## Start
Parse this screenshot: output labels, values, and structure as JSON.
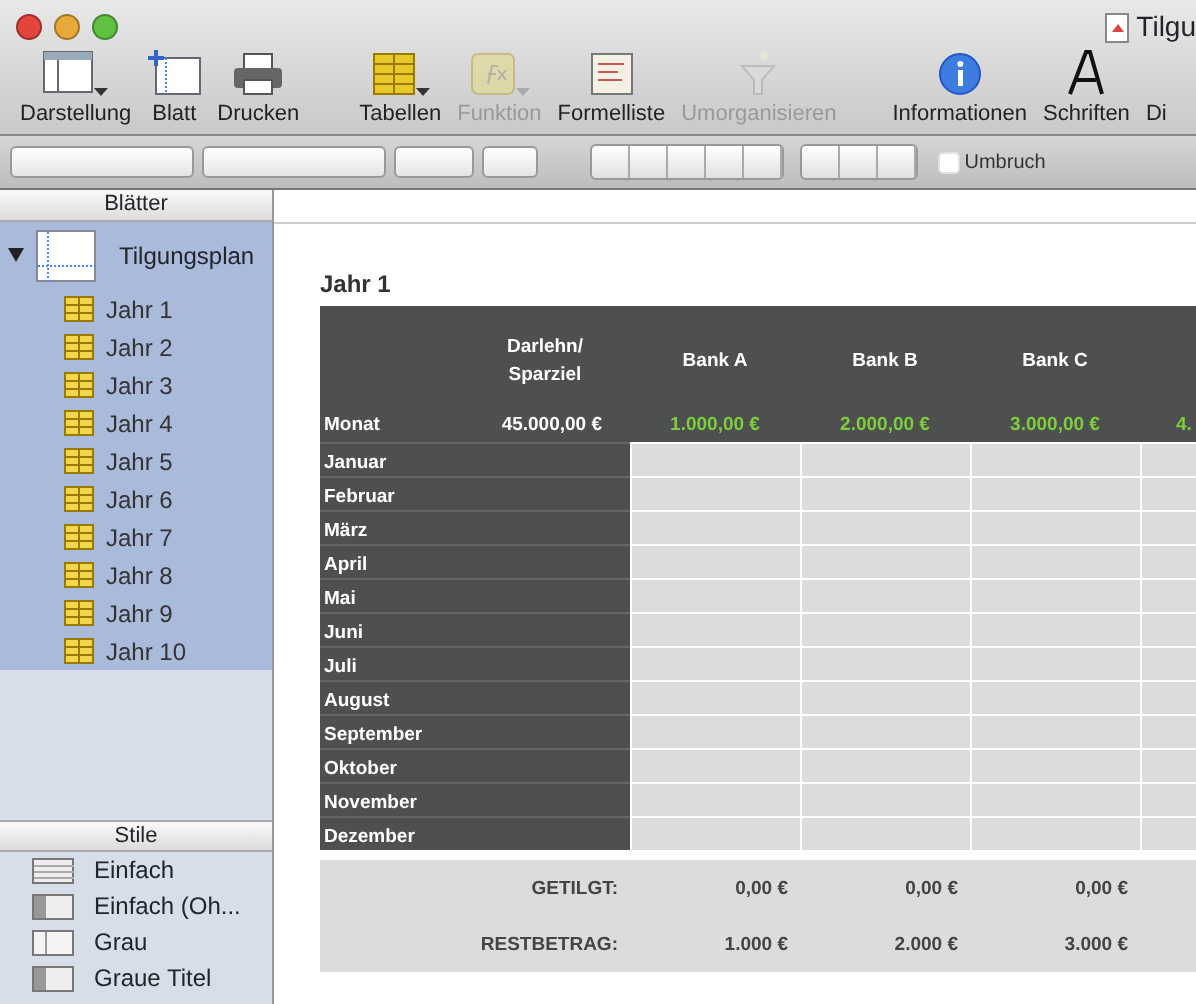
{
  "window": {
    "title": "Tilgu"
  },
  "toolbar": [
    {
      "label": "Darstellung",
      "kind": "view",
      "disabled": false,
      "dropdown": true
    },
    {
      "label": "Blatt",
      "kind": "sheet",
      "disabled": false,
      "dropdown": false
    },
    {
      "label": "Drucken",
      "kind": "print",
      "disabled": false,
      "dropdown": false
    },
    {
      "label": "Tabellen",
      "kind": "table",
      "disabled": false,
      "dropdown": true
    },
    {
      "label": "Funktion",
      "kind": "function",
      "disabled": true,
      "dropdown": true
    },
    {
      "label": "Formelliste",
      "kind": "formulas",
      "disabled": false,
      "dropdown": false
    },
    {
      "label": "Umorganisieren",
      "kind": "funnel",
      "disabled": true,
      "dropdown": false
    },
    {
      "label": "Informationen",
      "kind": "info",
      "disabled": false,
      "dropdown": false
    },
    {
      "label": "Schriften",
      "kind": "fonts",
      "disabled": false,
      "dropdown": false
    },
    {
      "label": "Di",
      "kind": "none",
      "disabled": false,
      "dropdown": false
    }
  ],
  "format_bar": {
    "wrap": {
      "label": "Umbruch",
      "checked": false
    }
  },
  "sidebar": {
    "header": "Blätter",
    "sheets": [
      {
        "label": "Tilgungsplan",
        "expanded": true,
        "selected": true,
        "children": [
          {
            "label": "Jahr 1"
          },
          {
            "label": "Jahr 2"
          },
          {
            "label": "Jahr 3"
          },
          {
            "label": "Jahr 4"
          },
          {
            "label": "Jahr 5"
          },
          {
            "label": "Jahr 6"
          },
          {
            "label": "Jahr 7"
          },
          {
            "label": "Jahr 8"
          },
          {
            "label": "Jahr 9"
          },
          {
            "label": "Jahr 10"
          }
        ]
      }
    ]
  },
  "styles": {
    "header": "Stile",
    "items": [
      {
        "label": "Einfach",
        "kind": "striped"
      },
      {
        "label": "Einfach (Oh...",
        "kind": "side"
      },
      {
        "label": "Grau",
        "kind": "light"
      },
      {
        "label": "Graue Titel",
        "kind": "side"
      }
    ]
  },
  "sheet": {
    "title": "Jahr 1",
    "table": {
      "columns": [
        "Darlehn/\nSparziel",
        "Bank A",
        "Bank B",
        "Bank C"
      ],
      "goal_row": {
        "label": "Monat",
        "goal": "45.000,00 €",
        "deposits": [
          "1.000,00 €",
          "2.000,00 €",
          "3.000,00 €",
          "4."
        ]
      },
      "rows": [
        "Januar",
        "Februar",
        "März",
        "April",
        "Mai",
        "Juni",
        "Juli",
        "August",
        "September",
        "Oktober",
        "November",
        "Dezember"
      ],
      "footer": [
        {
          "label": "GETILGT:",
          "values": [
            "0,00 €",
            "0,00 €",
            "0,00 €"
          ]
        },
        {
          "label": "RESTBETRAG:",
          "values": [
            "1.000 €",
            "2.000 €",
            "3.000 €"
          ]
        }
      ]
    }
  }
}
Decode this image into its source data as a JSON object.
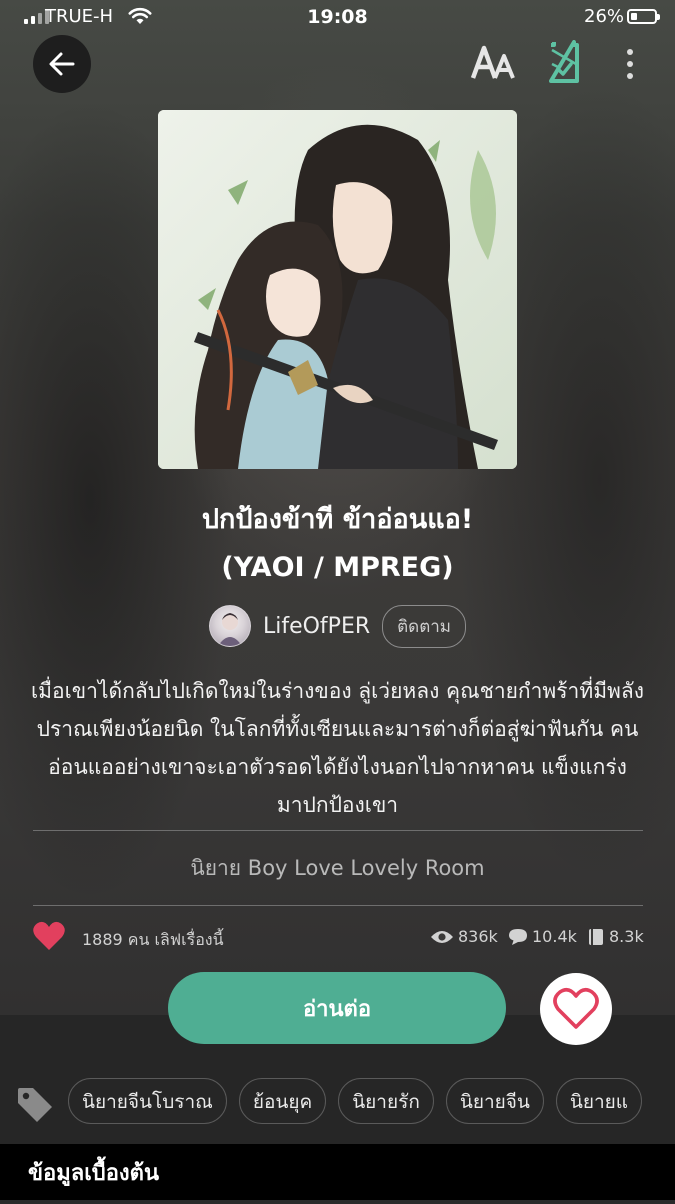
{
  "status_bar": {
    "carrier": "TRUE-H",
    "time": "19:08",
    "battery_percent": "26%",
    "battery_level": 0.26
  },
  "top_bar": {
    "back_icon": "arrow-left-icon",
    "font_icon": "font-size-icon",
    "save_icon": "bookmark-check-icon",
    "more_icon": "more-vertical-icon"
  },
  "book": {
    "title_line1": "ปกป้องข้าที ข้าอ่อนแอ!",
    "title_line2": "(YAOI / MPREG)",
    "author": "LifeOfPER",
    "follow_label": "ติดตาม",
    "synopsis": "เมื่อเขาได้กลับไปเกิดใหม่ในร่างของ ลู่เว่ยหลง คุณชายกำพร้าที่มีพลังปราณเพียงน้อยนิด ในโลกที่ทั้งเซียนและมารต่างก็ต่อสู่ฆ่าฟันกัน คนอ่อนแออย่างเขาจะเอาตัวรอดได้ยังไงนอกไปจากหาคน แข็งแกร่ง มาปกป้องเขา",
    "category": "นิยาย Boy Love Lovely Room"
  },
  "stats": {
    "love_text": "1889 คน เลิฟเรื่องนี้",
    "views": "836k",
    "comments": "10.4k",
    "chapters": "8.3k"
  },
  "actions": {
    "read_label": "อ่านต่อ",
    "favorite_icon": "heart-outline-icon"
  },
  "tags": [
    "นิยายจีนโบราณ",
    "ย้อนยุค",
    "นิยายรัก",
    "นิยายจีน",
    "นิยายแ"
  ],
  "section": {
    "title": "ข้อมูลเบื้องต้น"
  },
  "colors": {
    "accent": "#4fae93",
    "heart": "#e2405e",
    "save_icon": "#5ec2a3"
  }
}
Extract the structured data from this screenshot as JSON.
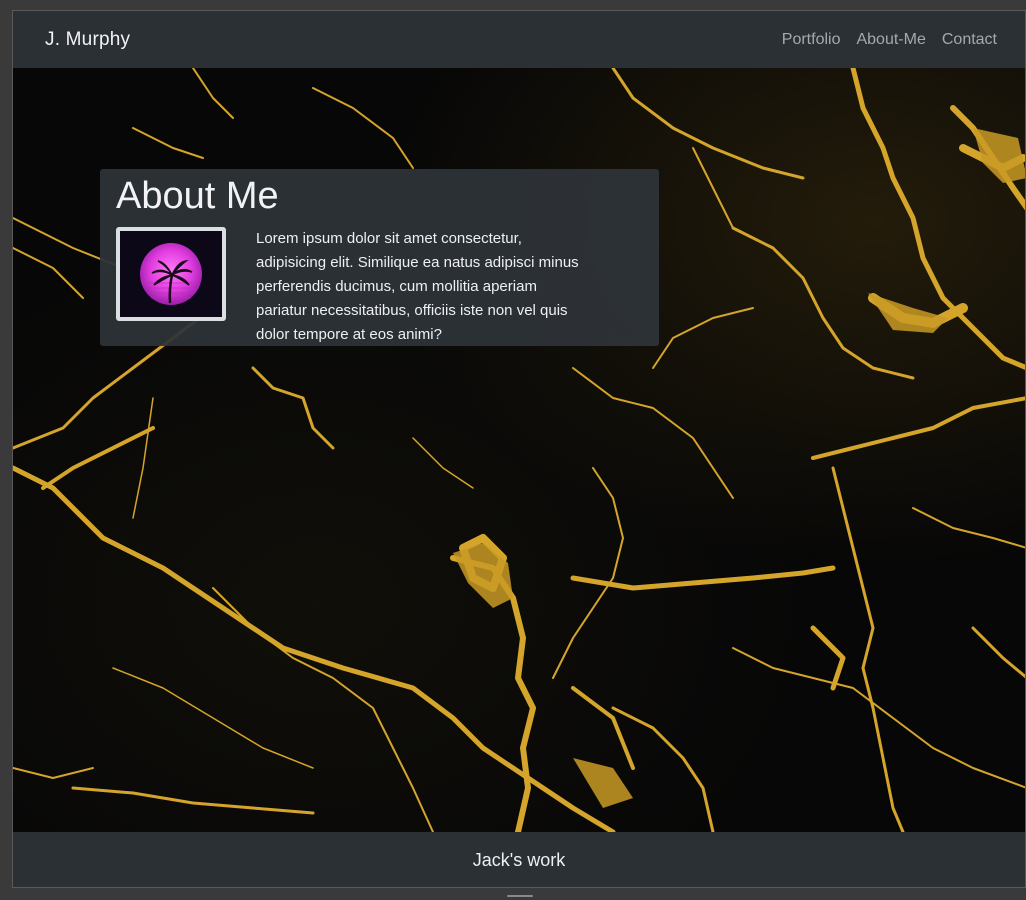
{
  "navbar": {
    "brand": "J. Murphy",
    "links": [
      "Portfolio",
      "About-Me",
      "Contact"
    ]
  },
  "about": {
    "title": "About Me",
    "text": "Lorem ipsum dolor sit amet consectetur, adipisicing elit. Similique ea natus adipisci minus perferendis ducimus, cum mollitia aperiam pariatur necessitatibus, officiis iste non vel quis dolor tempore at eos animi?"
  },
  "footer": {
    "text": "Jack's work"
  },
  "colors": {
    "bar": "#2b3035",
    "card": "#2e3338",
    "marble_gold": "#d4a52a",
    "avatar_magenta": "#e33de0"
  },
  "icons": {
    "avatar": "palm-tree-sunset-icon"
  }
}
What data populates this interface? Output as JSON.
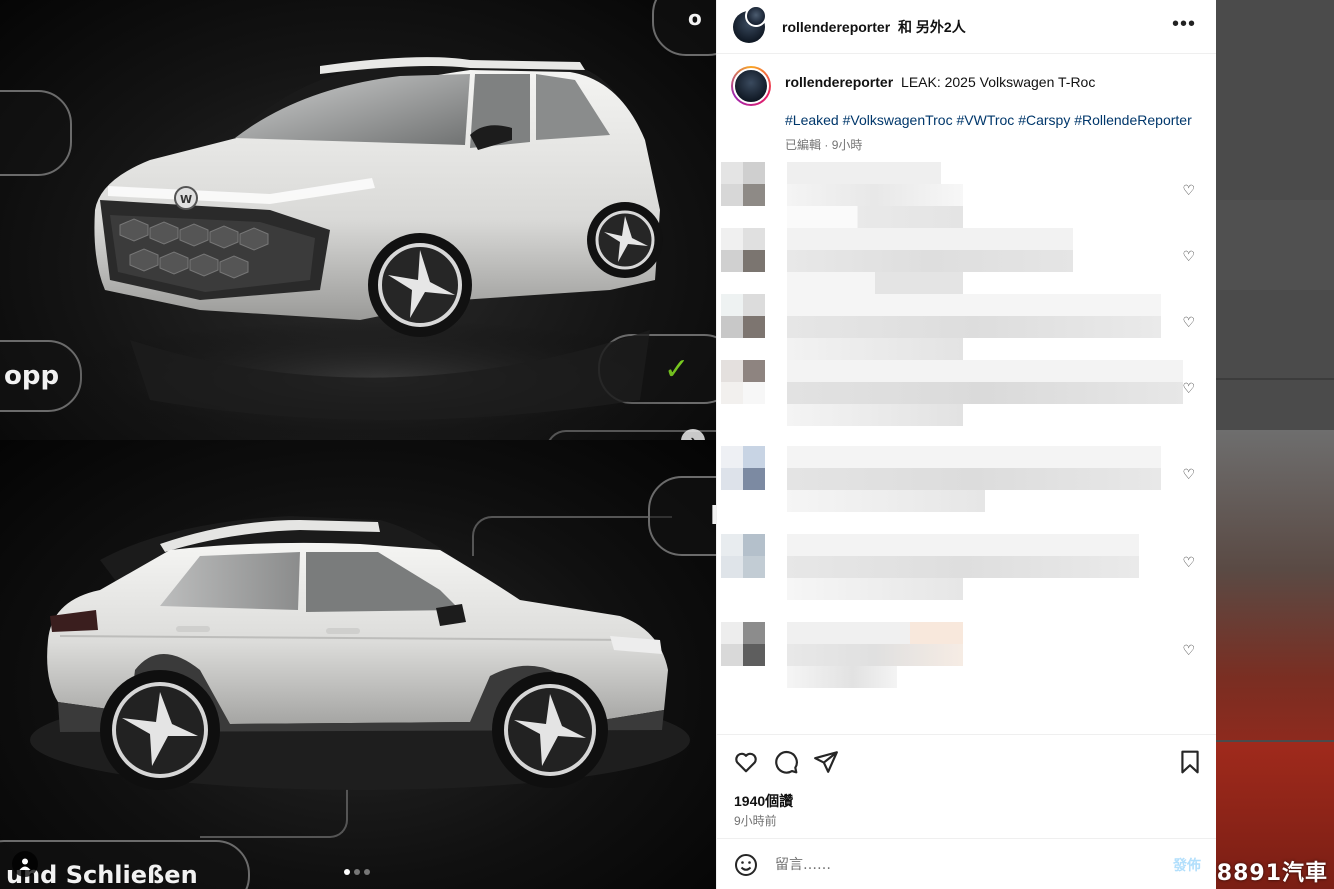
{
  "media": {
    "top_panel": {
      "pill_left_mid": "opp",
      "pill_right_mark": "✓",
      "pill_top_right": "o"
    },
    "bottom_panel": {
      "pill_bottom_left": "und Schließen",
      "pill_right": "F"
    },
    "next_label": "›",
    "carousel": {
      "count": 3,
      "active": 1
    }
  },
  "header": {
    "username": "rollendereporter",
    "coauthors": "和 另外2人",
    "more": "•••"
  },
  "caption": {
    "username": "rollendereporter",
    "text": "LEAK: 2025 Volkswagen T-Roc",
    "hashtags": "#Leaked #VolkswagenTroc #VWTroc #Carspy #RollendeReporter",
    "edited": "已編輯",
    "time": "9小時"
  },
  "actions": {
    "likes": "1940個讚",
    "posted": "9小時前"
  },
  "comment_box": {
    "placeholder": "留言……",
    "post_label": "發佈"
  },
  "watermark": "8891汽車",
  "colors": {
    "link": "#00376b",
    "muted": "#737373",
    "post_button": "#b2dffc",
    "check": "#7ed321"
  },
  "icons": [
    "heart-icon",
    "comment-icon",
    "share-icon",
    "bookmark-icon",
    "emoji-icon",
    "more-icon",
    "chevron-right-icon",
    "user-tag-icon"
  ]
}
## End
Short problem —
From the entries above, output every line exactly and omit any image.

Answer for this exercise —
Parse this screenshot: output labels, values, and structure as JSON.
{
  "window": {
    "title": "Tilgu"
  },
  "toolbar": [
    {
      "label": "Darstellung",
      "kind": "view",
      "disabled": false,
      "dropdown": true
    },
    {
      "label": "Blatt",
      "kind": "sheet",
      "disabled": false,
      "dropdown": false
    },
    {
      "label": "Drucken",
      "kind": "print",
      "disabled": false,
      "dropdown": false
    },
    {
      "label": "Tabellen",
      "kind": "table",
      "disabled": false,
      "dropdown": true
    },
    {
      "label": "Funktion",
      "kind": "function",
      "disabled": true,
      "dropdown": true
    },
    {
      "label": "Formelliste",
      "kind": "formulas",
      "disabled": false,
      "dropdown": false
    },
    {
      "label": "Umorganisieren",
      "kind": "funnel",
      "disabled": true,
      "dropdown": false
    },
    {
      "label": "Informationen",
      "kind": "info",
      "disabled": false,
      "dropdown": false
    },
    {
      "label": "Schriften",
      "kind": "fonts",
      "disabled": false,
      "dropdown": false
    },
    {
      "label": "Di",
      "kind": "none",
      "disabled": false,
      "dropdown": false
    }
  ],
  "format_bar": {
    "wrap": {
      "label": "Umbruch",
      "checked": false
    }
  },
  "sidebar": {
    "header": "Blätter",
    "sheets": [
      {
        "label": "Tilgungsplan",
        "expanded": true,
        "selected": true,
        "children": [
          {
            "label": "Jahr 1"
          },
          {
            "label": "Jahr 2"
          },
          {
            "label": "Jahr 3"
          },
          {
            "label": "Jahr 4"
          },
          {
            "label": "Jahr 5"
          },
          {
            "label": "Jahr 6"
          },
          {
            "label": "Jahr 7"
          },
          {
            "label": "Jahr 8"
          },
          {
            "label": "Jahr 9"
          },
          {
            "label": "Jahr 10"
          }
        ]
      }
    ]
  },
  "styles": {
    "header": "Stile",
    "items": [
      {
        "label": "Einfach",
        "kind": "striped"
      },
      {
        "label": "Einfach (Oh...",
        "kind": "side"
      },
      {
        "label": "Grau",
        "kind": "light"
      },
      {
        "label": "Graue Titel",
        "kind": "side"
      }
    ]
  },
  "sheet": {
    "title": "Jahr 1",
    "table": {
      "columns": [
        "Darlehn/\nSparziel",
        "Bank A",
        "Bank B",
        "Bank C"
      ],
      "goal_row": {
        "label": "Monat",
        "goal": "45.000,00 €",
        "deposits": [
          "1.000,00 €",
          "2.000,00 €",
          "3.000,00 €",
          "4."
        ]
      },
      "rows": [
        "Januar",
        "Februar",
        "März",
        "April",
        "Mai",
        "Juni",
        "Juli",
        "August",
        "September",
        "Oktober",
        "November",
        "Dezember"
      ],
      "footer": [
        {
          "label": "GETILGT:",
          "values": [
            "0,00 €",
            "0,00 €",
            "0,00 €"
          ]
        },
        {
          "label": "RESTBETRAG:",
          "values": [
            "1.000 €",
            "2.000 €",
            "3.000 €"
          ]
        }
      ]
    }
  }
}
Decode this image into its source data as a JSON object.
{
  "status_bar": {
    "carrier": "TRUE-H",
    "time": "19:08",
    "battery_percent": "26%",
    "battery_level": 0.26
  },
  "top_bar": {
    "back_icon": "arrow-left-icon",
    "font_icon": "font-size-icon",
    "save_icon": "bookmark-check-icon",
    "more_icon": "more-vertical-icon"
  },
  "book": {
    "title_line1": "ปกป้องข้าที ข้าอ่อนแอ!",
    "title_line2": "(YAOI / MPREG)",
    "author": "LifeOfPER",
    "follow_label": "ติดตาม",
    "synopsis": "เมื่อเขาได้กลับไปเกิดใหม่ในร่างของ ลู่เว่ยหลง คุณชายกำพร้าที่มีพลังปราณเพียงน้อยนิด ในโลกที่ทั้งเซียนและมารต่างก็ต่อสู่ฆ่าฟันกัน คนอ่อนแออย่างเขาจะเอาตัวรอดได้ยังไงนอกไปจากหาคน แข็งแกร่ง มาปกป้องเขา",
    "category": "นิยาย Boy Love Lovely Room"
  },
  "stats": {
    "love_text": "1889 คน เลิฟเรื่องนี้",
    "views": "836k",
    "comments": "10.4k",
    "chapters": "8.3k"
  },
  "actions": {
    "read_label": "อ่านต่อ",
    "favorite_icon": "heart-outline-icon"
  },
  "tags": [
    "นิยายจีนโบราณ",
    "ย้อนยุค",
    "นิยายรัก",
    "นิยายจีน",
    "นิยายแ"
  ],
  "section": {
    "title": "ข้อมูลเบื้องต้น"
  },
  "colors": {
    "accent": "#4fae93",
    "heart": "#e2405e",
    "save_icon": "#5ec2a3"
  }
}
Extract the structured data from this screenshot as JSON.
{
  "navbar": {
    "brand": "J. Murphy",
    "links": [
      "Portfolio",
      "About-Me",
      "Contact"
    ]
  },
  "about": {
    "title": "About Me",
    "text": "Lorem ipsum dolor sit amet consectetur, adipisicing elit. Similique ea natus adipisci minus perferendis ducimus, cum mollitia aperiam pariatur necessitatibus, officiis iste non vel quis dolor tempore at eos animi?"
  },
  "footer": {
    "text": "Jack's work"
  },
  "colors": {
    "bar": "#2b3035",
    "card": "#2e3338",
    "marble_gold": "#d4a52a",
    "avatar_magenta": "#e33de0"
  },
  "icons": {
    "avatar": "palm-tree-sunset-icon"
  }
}
What data populates this interface? Output as JSON.
{
  "media": {
    "top_panel": {
      "pill_left_mid": "opp",
      "pill_right_mark": "✓",
      "pill_top_right": "o"
    },
    "bottom_panel": {
      "pill_bottom_left": "und Schließen",
      "pill_right": "F"
    },
    "next_label": "›",
    "carousel": {
      "count": 3,
      "active": 1
    }
  },
  "header": {
    "username": "rollendereporter",
    "coauthors": "和 另外2人",
    "more": "•••"
  },
  "caption": {
    "username": "rollendereporter",
    "text": "LEAK: 2025 Volkswagen T-Roc",
    "hashtags": "#Leaked #VolkswagenTroc #VWTroc #Carspy #RollendeReporter",
    "edited": "已編輯",
    "time": "9小時"
  },
  "actions": {
    "likes": "1940個讚",
    "posted": "9小時前"
  },
  "comment_box": {
    "placeholder": "留言……",
    "post_label": "發佈"
  },
  "watermark": "8891汽車",
  "colors": {
    "link": "#00376b",
    "muted": "#737373",
    "post_button": "#b2dffc",
    "check": "#7ed321"
  },
  "icons": [
    "heart-icon",
    "comment-icon",
    "share-icon",
    "bookmark-icon",
    "emoji-icon",
    "more-icon",
    "chevron-right-icon",
    "user-tag-icon"
  ]
}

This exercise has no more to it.